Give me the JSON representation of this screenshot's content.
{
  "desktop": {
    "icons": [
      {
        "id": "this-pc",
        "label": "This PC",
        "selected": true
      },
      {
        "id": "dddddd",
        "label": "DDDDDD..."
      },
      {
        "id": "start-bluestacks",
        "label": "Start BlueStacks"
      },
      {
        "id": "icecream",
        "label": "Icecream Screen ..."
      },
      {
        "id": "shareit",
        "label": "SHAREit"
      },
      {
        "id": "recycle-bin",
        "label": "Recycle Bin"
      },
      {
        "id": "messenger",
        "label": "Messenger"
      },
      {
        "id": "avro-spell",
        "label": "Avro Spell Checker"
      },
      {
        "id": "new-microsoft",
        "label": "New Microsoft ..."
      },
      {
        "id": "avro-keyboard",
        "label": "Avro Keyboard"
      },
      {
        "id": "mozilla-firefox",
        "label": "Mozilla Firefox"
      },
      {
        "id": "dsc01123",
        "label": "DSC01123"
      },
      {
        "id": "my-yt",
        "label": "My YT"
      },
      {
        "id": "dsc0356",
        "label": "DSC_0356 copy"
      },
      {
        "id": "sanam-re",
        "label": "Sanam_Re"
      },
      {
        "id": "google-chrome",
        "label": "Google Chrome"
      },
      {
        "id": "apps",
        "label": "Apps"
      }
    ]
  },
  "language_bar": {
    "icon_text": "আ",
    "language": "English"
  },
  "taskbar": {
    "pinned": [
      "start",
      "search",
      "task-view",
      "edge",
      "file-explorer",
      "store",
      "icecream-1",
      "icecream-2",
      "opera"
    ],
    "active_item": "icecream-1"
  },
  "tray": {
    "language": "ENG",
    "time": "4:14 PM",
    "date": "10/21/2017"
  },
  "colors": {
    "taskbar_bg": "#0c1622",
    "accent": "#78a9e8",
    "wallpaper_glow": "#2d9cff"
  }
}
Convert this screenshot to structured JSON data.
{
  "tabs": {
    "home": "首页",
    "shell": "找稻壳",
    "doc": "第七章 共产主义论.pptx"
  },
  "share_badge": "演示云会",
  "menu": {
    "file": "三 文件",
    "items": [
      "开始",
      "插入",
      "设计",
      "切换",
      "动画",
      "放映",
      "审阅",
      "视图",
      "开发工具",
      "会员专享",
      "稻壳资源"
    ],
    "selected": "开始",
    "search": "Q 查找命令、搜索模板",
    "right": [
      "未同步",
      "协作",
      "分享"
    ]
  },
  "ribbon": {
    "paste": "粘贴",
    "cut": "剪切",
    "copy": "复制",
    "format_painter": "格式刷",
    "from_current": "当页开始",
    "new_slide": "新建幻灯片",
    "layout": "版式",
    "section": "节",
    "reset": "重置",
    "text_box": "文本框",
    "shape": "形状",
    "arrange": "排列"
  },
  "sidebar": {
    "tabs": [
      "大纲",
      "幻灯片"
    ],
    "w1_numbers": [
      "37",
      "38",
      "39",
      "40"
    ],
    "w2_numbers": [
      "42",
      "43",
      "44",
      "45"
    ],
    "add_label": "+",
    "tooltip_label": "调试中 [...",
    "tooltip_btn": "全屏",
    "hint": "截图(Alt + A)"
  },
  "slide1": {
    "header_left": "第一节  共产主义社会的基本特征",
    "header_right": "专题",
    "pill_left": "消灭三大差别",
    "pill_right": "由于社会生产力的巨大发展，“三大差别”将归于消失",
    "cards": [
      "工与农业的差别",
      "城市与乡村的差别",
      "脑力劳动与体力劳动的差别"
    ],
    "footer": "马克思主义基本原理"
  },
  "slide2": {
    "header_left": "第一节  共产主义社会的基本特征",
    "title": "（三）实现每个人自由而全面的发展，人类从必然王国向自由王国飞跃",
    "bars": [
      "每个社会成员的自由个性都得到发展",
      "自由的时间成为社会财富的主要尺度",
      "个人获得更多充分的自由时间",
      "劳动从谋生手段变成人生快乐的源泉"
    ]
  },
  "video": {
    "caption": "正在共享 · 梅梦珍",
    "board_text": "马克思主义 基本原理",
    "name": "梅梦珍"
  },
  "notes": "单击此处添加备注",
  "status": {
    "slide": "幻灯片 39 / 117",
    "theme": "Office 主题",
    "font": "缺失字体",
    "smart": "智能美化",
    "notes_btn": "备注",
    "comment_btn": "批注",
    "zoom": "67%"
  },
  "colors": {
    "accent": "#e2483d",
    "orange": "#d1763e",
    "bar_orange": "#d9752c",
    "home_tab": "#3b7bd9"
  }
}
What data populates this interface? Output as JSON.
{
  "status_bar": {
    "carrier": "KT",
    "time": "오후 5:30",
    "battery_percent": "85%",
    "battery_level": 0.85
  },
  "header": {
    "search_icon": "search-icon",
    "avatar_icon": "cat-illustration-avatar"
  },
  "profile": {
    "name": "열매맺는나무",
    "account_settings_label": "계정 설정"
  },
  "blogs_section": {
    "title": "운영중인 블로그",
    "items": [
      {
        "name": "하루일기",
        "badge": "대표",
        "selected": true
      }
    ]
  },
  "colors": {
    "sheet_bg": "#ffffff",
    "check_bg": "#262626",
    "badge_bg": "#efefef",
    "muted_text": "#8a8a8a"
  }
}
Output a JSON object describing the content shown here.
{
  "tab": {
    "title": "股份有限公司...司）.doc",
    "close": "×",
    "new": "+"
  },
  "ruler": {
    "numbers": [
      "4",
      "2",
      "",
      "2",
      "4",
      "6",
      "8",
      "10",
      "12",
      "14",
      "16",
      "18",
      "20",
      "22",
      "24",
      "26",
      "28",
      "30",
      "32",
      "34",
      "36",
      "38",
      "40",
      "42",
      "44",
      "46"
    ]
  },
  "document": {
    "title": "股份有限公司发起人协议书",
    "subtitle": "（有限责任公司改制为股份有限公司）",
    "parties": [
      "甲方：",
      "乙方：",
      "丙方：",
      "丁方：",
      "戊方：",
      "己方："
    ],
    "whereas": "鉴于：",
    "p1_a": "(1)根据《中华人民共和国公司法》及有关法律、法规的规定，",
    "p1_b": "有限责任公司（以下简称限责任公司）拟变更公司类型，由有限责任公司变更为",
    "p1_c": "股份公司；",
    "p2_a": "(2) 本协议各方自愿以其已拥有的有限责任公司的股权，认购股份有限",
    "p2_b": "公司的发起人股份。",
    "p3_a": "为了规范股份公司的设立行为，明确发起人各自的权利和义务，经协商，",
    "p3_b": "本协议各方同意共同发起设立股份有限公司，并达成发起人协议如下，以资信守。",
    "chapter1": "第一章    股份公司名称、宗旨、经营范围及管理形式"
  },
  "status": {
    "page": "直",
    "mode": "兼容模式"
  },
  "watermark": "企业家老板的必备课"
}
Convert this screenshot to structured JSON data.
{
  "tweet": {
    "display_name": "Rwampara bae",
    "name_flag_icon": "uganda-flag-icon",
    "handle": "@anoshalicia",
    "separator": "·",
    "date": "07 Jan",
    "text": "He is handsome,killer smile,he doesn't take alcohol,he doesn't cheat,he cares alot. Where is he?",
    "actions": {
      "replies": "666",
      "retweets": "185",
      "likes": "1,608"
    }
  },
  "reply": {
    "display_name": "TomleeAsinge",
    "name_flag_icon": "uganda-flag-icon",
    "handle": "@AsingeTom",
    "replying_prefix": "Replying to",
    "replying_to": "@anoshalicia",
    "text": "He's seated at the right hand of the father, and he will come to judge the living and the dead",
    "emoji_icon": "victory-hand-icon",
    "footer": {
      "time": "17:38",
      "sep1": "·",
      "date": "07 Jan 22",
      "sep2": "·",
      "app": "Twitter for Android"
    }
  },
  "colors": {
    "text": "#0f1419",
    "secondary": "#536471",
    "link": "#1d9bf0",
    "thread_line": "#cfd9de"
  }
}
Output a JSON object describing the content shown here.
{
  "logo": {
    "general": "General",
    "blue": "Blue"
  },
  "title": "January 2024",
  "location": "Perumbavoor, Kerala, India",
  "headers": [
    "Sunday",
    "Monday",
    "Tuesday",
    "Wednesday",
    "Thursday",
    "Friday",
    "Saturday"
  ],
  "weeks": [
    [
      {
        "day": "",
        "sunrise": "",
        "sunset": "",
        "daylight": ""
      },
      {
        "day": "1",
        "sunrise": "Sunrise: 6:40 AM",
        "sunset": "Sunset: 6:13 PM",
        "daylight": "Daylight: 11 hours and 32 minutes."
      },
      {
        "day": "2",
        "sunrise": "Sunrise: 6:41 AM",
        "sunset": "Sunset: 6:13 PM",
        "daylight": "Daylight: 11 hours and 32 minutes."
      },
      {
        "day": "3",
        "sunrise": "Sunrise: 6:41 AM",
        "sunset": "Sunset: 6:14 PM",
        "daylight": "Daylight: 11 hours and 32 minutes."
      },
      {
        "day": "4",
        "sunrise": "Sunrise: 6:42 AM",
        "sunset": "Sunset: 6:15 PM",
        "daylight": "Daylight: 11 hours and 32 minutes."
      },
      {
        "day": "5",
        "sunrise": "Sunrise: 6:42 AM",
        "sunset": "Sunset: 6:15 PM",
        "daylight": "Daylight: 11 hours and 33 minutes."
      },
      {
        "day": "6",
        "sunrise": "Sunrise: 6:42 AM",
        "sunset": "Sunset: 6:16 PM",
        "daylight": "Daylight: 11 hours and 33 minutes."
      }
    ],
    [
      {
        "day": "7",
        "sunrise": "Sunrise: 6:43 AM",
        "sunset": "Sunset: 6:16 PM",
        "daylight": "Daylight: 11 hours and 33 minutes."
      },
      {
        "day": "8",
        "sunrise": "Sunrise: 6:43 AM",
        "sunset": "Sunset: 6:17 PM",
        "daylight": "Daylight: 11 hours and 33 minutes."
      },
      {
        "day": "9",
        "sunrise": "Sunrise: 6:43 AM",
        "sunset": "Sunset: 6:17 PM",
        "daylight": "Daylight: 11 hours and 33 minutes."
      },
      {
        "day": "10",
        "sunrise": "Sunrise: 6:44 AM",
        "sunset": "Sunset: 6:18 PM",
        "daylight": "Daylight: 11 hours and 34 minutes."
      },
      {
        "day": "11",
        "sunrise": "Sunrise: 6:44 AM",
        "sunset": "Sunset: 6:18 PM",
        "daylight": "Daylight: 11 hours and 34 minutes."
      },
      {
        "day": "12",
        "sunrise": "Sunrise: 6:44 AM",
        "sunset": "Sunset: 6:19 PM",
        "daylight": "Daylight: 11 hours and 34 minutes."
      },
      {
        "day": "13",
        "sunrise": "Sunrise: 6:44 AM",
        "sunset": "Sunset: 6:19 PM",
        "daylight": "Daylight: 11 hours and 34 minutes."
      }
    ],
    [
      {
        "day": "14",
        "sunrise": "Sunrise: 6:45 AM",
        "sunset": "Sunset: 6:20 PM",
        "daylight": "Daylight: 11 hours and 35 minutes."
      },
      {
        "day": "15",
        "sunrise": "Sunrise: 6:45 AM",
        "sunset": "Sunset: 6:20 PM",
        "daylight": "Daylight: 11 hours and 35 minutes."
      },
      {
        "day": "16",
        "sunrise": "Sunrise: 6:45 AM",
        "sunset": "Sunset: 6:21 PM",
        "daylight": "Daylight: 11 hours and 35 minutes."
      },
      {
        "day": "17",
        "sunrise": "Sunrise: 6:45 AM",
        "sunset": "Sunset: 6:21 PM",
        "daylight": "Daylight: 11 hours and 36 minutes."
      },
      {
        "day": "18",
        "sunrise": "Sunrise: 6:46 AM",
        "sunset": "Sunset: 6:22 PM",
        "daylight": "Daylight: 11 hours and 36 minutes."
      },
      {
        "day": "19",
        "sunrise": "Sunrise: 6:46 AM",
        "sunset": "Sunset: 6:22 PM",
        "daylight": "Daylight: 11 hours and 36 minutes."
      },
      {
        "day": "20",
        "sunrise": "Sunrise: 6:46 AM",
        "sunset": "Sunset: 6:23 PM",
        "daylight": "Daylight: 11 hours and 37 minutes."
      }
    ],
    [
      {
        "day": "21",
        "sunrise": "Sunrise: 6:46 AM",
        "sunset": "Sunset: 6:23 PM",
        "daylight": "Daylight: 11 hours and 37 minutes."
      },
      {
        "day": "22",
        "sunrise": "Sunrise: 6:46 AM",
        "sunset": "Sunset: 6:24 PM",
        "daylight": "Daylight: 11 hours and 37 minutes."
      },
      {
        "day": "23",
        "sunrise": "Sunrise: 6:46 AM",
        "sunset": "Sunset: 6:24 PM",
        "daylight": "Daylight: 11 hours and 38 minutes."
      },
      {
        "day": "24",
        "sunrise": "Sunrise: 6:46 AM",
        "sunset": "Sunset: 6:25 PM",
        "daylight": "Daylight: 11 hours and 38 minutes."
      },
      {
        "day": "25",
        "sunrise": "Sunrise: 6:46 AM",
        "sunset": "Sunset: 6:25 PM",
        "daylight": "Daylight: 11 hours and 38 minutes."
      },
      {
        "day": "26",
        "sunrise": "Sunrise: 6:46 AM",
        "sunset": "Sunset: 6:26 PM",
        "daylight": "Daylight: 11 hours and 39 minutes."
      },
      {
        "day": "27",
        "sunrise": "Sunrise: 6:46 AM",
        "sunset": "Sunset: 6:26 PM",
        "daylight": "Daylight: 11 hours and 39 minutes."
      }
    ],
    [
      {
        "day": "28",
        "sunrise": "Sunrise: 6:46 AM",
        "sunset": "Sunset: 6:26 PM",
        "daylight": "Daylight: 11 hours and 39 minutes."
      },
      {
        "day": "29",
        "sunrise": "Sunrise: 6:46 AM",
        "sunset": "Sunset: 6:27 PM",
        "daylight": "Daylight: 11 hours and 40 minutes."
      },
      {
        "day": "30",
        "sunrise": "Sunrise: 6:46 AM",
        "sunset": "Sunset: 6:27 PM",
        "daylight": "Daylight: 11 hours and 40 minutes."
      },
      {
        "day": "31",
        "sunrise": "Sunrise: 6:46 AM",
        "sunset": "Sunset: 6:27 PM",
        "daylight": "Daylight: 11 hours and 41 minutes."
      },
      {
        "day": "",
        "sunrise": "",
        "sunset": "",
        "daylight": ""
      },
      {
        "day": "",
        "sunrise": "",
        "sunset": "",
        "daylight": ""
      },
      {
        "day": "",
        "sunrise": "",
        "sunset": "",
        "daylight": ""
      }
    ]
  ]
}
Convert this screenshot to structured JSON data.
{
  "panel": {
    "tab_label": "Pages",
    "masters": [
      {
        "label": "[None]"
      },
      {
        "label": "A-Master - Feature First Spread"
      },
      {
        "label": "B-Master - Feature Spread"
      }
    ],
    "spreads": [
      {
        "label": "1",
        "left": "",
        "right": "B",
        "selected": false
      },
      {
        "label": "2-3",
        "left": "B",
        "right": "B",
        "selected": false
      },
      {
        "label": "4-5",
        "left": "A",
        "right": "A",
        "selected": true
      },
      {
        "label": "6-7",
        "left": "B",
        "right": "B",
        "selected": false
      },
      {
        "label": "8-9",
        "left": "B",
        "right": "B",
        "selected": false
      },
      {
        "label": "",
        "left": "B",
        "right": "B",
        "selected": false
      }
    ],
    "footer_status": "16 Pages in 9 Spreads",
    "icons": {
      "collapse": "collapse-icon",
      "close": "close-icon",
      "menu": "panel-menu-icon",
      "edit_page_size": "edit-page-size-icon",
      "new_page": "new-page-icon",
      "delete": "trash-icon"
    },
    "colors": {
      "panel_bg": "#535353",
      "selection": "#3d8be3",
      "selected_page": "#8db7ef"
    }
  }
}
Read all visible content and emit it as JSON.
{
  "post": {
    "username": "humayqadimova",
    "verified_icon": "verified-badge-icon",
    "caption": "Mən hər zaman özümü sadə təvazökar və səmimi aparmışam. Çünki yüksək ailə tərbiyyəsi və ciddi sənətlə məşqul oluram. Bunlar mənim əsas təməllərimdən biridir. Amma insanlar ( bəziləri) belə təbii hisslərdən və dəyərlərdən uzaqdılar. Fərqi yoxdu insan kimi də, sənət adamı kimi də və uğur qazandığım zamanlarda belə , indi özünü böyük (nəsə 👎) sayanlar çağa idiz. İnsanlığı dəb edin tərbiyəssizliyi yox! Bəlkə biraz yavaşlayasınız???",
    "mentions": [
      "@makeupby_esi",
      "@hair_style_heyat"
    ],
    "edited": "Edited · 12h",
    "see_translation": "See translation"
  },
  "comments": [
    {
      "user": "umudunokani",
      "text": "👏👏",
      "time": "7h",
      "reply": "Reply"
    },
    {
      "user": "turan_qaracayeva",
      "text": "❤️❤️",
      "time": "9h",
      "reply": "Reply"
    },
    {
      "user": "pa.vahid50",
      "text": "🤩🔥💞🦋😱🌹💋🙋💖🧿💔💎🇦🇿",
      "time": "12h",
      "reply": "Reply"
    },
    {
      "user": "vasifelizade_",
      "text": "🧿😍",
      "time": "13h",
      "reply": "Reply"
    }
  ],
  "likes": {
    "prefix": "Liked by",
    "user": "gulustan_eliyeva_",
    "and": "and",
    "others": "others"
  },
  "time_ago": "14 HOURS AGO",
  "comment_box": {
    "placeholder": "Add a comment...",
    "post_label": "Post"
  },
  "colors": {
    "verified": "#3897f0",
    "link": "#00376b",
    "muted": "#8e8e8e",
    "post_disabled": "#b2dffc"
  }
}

■ **Exercise objective**: State the number of lines in this listing that contain the string "search", and add nothing else.

■ **Answer to the task**: 3